> SET TASK
Identify each line containing the word "Level" and copy it.

> RECORDS FOR THIS EXERCISE
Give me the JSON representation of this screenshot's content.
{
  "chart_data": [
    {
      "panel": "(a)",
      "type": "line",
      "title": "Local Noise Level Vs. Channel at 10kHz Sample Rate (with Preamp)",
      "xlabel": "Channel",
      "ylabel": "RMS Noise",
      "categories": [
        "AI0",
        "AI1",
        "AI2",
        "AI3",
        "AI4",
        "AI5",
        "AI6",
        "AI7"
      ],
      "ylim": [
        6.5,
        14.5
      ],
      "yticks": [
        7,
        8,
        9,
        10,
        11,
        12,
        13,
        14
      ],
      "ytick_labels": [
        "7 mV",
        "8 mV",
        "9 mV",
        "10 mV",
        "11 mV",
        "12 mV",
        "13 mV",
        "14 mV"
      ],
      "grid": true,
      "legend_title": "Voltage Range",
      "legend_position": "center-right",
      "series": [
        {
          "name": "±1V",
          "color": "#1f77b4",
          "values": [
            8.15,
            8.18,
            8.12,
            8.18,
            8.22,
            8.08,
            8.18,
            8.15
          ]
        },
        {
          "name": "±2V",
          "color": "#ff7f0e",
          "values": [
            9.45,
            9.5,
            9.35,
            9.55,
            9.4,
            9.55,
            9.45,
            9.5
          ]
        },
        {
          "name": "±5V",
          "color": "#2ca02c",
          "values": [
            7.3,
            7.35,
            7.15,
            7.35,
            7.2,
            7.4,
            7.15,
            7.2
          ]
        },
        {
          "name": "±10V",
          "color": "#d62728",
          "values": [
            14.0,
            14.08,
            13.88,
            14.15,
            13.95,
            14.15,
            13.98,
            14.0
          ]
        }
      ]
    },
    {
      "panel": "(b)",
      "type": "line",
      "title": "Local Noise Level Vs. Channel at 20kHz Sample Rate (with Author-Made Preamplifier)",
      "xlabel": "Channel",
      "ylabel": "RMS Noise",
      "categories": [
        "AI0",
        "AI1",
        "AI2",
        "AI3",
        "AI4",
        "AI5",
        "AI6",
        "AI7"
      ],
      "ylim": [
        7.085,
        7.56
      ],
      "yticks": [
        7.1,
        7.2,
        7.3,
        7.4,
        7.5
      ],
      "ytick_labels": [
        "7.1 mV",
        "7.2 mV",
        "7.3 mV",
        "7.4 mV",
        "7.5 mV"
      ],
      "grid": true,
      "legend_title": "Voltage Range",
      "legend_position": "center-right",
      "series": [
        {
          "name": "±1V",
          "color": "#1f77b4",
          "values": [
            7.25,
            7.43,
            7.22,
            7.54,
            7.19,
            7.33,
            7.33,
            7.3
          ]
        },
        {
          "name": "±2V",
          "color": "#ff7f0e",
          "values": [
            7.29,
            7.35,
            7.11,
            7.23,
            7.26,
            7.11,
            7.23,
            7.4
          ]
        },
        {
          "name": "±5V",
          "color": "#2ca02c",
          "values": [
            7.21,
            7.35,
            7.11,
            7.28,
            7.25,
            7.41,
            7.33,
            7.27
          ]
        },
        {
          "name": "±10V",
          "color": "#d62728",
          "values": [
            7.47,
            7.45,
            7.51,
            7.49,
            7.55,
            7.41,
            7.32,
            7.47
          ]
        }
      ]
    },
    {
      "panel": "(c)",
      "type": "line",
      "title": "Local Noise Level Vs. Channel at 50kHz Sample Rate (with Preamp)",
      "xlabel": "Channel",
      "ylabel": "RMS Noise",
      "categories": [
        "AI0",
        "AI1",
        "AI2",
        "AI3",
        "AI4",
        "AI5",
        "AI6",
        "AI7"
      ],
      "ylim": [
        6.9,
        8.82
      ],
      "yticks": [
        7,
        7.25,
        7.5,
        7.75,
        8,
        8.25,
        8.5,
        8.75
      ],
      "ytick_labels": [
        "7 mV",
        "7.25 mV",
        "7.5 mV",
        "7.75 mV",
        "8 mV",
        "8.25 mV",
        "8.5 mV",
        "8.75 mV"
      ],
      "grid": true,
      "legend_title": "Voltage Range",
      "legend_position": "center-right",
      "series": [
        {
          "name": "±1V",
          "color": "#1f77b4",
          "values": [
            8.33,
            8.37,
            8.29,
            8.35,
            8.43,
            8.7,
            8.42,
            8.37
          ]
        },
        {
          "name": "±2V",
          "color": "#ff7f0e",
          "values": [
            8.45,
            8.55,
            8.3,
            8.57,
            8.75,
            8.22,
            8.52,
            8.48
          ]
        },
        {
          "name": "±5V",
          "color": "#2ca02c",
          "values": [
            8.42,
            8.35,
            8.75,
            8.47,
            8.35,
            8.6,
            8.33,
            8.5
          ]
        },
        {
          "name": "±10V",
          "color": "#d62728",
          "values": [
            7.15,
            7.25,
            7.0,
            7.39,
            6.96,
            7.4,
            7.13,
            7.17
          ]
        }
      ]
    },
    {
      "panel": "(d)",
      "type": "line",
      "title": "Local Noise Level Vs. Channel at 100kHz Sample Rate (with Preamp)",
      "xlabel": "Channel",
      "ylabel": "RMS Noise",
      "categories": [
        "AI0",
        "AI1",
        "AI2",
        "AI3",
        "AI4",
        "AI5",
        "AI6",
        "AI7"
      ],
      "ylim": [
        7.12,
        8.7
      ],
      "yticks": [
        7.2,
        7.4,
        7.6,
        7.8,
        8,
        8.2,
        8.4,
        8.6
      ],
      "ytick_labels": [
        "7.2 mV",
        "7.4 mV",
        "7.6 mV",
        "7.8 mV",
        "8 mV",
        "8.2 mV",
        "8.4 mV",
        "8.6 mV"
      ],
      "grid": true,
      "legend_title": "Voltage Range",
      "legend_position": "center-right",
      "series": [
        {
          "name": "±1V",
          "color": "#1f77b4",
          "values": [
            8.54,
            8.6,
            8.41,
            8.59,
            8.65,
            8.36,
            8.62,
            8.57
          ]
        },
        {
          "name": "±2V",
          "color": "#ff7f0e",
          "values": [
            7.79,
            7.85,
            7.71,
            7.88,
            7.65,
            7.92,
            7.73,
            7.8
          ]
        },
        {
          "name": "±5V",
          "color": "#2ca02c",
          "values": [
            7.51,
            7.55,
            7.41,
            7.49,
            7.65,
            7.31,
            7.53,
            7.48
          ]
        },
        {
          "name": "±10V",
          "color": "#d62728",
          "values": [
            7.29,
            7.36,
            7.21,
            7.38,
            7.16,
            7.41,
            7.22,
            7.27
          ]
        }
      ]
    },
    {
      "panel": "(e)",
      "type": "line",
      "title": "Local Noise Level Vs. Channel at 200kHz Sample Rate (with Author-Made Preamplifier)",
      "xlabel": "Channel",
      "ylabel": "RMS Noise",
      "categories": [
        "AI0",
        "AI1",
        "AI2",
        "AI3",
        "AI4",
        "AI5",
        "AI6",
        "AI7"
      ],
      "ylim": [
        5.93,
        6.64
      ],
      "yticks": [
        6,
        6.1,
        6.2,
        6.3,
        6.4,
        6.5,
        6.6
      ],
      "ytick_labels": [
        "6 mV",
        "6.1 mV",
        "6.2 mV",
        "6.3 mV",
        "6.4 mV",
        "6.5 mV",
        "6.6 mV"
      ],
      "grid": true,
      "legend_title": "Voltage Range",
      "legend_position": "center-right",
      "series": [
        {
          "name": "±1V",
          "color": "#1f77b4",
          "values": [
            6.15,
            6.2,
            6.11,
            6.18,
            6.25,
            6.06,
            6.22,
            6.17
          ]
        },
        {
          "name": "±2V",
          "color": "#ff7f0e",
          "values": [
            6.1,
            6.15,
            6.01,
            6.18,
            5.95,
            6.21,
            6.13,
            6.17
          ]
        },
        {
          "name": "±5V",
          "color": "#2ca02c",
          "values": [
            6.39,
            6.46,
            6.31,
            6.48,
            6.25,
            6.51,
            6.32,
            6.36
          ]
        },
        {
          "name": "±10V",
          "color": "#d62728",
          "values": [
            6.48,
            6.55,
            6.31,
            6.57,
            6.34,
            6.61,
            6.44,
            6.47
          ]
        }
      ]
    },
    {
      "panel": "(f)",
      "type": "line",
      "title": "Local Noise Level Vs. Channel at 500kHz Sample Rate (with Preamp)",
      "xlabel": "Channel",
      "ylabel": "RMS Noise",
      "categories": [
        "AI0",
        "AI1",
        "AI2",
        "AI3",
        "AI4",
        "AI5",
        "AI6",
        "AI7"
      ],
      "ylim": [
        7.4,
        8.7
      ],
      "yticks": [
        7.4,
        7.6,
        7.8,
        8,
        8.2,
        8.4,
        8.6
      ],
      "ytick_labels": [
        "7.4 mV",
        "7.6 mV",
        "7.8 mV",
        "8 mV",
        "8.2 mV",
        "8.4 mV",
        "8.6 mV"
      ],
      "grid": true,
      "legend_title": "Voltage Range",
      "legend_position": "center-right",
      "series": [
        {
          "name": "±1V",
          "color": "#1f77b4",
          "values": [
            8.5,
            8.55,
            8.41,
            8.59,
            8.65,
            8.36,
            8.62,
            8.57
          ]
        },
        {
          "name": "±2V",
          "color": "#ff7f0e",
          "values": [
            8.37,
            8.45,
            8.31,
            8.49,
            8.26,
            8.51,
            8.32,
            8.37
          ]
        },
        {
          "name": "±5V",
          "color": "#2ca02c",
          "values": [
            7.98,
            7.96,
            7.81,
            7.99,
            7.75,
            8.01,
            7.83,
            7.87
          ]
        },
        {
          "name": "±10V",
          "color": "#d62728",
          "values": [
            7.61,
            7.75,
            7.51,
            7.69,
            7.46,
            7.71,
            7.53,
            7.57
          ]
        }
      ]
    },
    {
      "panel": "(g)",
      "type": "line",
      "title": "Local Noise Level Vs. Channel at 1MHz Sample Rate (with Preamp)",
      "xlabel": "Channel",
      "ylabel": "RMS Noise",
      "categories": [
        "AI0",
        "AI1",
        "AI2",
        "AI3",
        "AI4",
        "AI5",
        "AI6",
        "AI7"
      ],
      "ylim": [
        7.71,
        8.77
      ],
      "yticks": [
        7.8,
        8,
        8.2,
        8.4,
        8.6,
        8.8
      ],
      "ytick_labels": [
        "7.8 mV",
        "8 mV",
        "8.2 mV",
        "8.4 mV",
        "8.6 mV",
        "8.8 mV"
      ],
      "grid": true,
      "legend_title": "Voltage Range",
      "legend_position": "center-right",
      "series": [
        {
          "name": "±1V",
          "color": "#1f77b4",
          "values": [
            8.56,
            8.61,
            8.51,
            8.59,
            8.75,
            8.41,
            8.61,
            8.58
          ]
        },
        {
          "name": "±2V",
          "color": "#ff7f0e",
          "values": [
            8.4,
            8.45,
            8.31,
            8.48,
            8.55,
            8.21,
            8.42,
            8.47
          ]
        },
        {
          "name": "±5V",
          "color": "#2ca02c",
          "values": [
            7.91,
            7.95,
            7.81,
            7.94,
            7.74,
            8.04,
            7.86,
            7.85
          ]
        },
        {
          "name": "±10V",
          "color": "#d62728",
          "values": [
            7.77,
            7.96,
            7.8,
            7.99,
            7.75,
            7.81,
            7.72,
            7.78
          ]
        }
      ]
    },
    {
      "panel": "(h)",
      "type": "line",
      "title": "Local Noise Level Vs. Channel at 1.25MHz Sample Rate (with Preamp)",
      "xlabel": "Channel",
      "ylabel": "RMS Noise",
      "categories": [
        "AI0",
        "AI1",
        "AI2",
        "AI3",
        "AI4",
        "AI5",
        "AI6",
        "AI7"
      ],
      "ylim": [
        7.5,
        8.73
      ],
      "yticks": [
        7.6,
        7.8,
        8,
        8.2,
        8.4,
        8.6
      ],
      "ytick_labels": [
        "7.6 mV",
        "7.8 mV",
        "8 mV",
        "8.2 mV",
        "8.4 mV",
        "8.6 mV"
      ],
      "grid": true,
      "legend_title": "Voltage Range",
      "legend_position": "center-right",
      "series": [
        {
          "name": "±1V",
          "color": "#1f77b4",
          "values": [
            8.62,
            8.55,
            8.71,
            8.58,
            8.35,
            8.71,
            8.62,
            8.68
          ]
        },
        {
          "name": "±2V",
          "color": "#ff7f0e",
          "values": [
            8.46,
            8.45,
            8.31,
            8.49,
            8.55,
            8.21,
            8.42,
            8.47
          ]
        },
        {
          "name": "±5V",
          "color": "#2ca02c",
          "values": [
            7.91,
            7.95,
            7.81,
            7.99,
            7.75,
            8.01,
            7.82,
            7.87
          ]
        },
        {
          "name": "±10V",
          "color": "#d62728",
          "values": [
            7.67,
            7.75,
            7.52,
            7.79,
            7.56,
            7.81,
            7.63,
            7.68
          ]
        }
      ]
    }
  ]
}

> EXPECTED OUTPUT
      "title": "Local Noise Level Vs. Channel at 10kHz Sample Rate (with Preamp)",
      "title": "Local Noise Level Vs. Channel at 20kHz Sample Rate (with Author-Made Preamplifier)",
      "title": "Local Noise Level Vs. Channel at 50kHz Sample Rate (with Preamp)",
      "title": "Local Noise Level Vs. Channel at 100kHz Sample Rate (with Preamp)",
      "title": "Local Noise Level Vs. Channel at 200kHz Sample Rate (with Author-Made Preamplifier)",
      "title": "Local Noise Level Vs. Channel at 500kHz Sample Rate (with Preamp)",
      "title": "Local Noise Level Vs. Channel at 1MHz Sample Rate (with Preamp)",
      "title": "Local Noise Level Vs. Channel at 1.25MHz Sample Rate (with Preamp)",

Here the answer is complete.